** start of Material for the task **
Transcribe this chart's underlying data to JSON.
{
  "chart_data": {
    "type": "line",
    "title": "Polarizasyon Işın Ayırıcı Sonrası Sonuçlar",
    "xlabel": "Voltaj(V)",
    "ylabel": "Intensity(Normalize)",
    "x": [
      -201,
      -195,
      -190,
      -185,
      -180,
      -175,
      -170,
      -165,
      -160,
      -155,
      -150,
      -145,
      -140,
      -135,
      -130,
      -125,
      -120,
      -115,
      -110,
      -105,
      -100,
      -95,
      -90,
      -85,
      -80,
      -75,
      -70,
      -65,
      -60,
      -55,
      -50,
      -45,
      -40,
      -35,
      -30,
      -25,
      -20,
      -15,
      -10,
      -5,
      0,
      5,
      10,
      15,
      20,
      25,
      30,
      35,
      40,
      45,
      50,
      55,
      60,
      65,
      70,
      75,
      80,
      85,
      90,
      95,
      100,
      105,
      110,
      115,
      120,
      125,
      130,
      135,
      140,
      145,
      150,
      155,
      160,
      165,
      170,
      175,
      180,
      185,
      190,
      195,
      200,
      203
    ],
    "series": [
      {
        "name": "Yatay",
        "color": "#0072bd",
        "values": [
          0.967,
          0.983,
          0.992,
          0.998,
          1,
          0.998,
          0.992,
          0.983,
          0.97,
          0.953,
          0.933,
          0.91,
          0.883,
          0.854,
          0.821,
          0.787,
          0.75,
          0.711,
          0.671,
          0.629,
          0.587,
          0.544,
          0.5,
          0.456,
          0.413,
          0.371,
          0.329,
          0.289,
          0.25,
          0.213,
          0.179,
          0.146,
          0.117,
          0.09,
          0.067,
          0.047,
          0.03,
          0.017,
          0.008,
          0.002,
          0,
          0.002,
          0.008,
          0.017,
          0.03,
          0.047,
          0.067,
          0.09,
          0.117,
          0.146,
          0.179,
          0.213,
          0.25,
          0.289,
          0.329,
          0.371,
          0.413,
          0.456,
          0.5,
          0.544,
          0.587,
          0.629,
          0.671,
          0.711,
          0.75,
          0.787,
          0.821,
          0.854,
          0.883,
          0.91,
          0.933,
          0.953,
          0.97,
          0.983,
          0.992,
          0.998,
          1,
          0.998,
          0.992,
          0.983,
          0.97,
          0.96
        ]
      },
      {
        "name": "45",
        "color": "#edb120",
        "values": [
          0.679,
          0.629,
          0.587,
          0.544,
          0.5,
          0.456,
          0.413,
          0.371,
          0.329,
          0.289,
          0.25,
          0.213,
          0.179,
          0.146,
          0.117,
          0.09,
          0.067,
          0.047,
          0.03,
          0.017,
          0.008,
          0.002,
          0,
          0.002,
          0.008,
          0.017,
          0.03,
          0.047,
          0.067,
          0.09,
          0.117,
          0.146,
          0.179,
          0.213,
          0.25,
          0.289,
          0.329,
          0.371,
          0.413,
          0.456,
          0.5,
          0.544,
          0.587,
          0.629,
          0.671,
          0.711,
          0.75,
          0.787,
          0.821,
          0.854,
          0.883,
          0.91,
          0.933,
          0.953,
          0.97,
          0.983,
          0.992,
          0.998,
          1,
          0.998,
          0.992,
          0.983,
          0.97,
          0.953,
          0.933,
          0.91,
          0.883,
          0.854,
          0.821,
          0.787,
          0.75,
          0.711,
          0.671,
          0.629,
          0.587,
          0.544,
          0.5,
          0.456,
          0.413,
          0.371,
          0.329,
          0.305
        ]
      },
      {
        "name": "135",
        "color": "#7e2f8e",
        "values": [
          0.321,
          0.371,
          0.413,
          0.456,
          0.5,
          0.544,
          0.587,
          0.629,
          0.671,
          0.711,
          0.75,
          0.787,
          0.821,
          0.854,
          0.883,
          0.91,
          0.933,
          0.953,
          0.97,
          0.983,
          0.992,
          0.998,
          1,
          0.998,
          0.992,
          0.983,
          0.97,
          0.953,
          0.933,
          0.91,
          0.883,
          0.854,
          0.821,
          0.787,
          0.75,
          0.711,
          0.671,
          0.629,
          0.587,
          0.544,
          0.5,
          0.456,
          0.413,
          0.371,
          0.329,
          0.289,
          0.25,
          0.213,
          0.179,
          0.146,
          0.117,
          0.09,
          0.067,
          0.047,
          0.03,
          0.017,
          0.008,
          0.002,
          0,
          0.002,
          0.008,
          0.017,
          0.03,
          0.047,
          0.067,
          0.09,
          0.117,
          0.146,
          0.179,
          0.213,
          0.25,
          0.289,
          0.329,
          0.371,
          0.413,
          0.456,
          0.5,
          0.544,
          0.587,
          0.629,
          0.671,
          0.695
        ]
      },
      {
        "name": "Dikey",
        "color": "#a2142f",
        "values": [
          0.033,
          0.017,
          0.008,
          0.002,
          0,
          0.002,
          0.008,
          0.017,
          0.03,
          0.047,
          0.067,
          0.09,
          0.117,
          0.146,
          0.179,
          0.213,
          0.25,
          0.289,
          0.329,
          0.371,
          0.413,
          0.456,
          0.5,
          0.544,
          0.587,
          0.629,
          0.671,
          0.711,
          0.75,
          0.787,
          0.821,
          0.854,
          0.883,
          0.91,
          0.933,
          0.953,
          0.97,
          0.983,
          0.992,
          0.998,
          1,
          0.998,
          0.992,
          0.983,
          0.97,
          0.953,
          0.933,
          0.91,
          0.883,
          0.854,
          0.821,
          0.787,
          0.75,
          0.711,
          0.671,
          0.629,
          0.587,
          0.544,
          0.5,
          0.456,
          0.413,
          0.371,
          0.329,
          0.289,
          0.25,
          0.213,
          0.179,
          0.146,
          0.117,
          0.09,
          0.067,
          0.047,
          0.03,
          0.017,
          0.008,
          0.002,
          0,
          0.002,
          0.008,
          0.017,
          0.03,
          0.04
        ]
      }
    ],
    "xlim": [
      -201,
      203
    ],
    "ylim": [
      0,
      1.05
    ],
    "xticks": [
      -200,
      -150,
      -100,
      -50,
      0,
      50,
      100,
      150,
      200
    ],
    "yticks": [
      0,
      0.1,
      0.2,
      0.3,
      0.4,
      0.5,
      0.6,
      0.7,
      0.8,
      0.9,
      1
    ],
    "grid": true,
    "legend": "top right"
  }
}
** end of Material for the task **
### Do this
Using the records above, pull out each line where the word "name" occurs.

### Finished answer
        "name": "Yatay",
        "name": "45",
        "name": "135",
        "name": "Dikey",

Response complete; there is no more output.